EXERCISE:
Make an exact copy of the data below, leaving out every picture.

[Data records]
------------------------------------------------

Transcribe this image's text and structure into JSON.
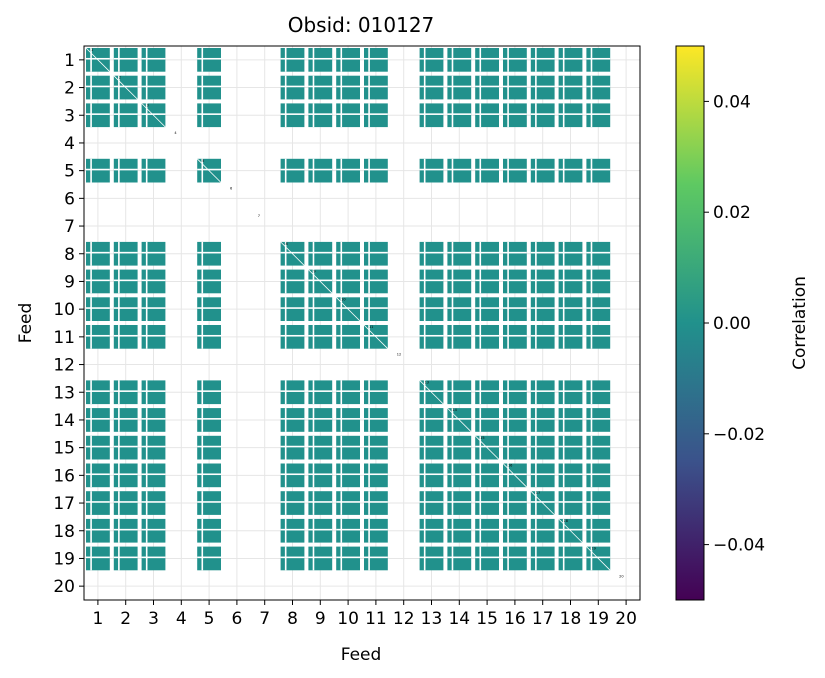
{
  "chart_data": {
    "type": "heatmap",
    "title": "Obsid: 010127",
    "xlabel": "Feed",
    "ylabel": "Feed",
    "x_ticks": [
      "1",
      "2",
      "3",
      "4",
      "5",
      "6",
      "7",
      "8",
      "9",
      "10",
      "11",
      "12",
      "13",
      "14",
      "15",
      "16",
      "17",
      "18",
      "19",
      "20"
    ],
    "y_ticks": [
      "1",
      "2",
      "3",
      "4",
      "5",
      "6",
      "7",
      "8",
      "9",
      "10",
      "11",
      "12",
      "13",
      "14",
      "15",
      "16",
      "17",
      "18",
      "19",
      "20"
    ],
    "feeds": [
      1,
      2,
      3,
      4,
      5,
      6,
      7,
      8,
      9,
      10,
      11,
      12,
      13,
      14,
      15,
      16,
      17,
      18,
      19,
      20
    ],
    "active_feeds": [
      1,
      2,
      3,
      5,
      8,
      9,
      10,
      11,
      13,
      14,
      15,
      16,
      17,
      18,
      19
    ],
    "empty_feeds": [
      4,
      6,
      7,
      12,
      20
    ],
    "diagonal_labels": [
      "1",
      "2",
      "3",
      "4",
      "5",
      "6",
      "7",
      "8",
      "9",
      "10",
      "11",
      "12",
      "13",
      "14",
      "15",
      "16",
      "17",
      "18",
      "19",
      "20"
    ],
    "value_shown": 0.0,
    "grid": true,
    "colorbar": {
      "label": "Correlation",
      "vmin": -0.05,
      "vmax": 0.05,
      "ticks": [
        "0.04",
        "0.02",
        "0.00",
        "−0.02",
        "−0.04"
      ],
      "tick_values": [
        0.04,
        0.02,
        0.0,
        -0.02,
        -0.04
      ],
      "colormap": "viridis",
      "colors": [
        "#440154",
        "#3b528b",
        "#21918c",
        "#5ec962",
        "#fde725"
      ]
    },
    "cell_color": "#21918c"
  }
}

------------------------------------------------

EXERCISE ANSWER:
Transcribe this image's text and structure into JSON.
{
  "chart_data": {
    "type": "heatmap",
    "title": "Obsid: 010127",
    "xlabel": "Feed",
    "ylabel": "Feed",
    "x_ticks": [
      "1",
      "2",
      "3",
      "4",
      "5",
      "6",
      "7",
      "8",
      "9",
      "10",
      "11",
      "12",
      "13",
      "14",
      "15",
      "16",
      "17",
      "18",
      "19",
      "20"
    ],
    "y_ticks": [
      "1",
      "2",
      "3",
      "4",
      "5",
      "6",
      "7",
      "8",
      "9",
      "10",
      "11",
      "12",
      "13",
      "14",
      "15",
      "16",
      "17",
      "18",
      "19",
      "20"
    ],
    "feeds": [
      1,
      2,
      3,
      4,
      5,
      6,
      7,
      8,
      9,
      10,
      11,
      12,
      13,
      14,
      15,
      16,
      17,
      18,
      19,
      20
    ],
    "active_feeds": [
      1,
      2,
      3,
      5,
      8,
      9,
      10,
      11,
      13,
      14,
      15,
      16,
      17,
      18,
      19
    ],
    "empty_feeds": [
      4,
      6,
      7,
      12,
      20
    ],
    "diagonal_labels": [
      "1",
      "2",
      "3",
      "4",
      "5",
      "6",
      "7",
      "8",
      "9",
      "10",
      "11",
      "12",
      "13",
      "14",
      "15",
      "16",
      "17",
      "18",
      "19",
      "20"
    ],
    "value_shown": 0.0,
    "grid": true,
    "colorbar": {
      "label": "Correlation",
      "vmin": -0.05,
      "vmax": 0.05,
      "ticks": [
        "0.04",
        "0.02",
        "0.00",
        "−0.02",
        "−0.04"
      ],
      "tick_values": [
        0.04,
        0.02,
        0.0,
        -0.02,
        -0.04
      ],
      "colormap": "viridis",
      "colors": [
        "#440154",
        "#3b528b",
        "#21918c",
        "#5ec962",
        "#fde725"
      ]
    },
    "cell_color": "#21918c"
  }
}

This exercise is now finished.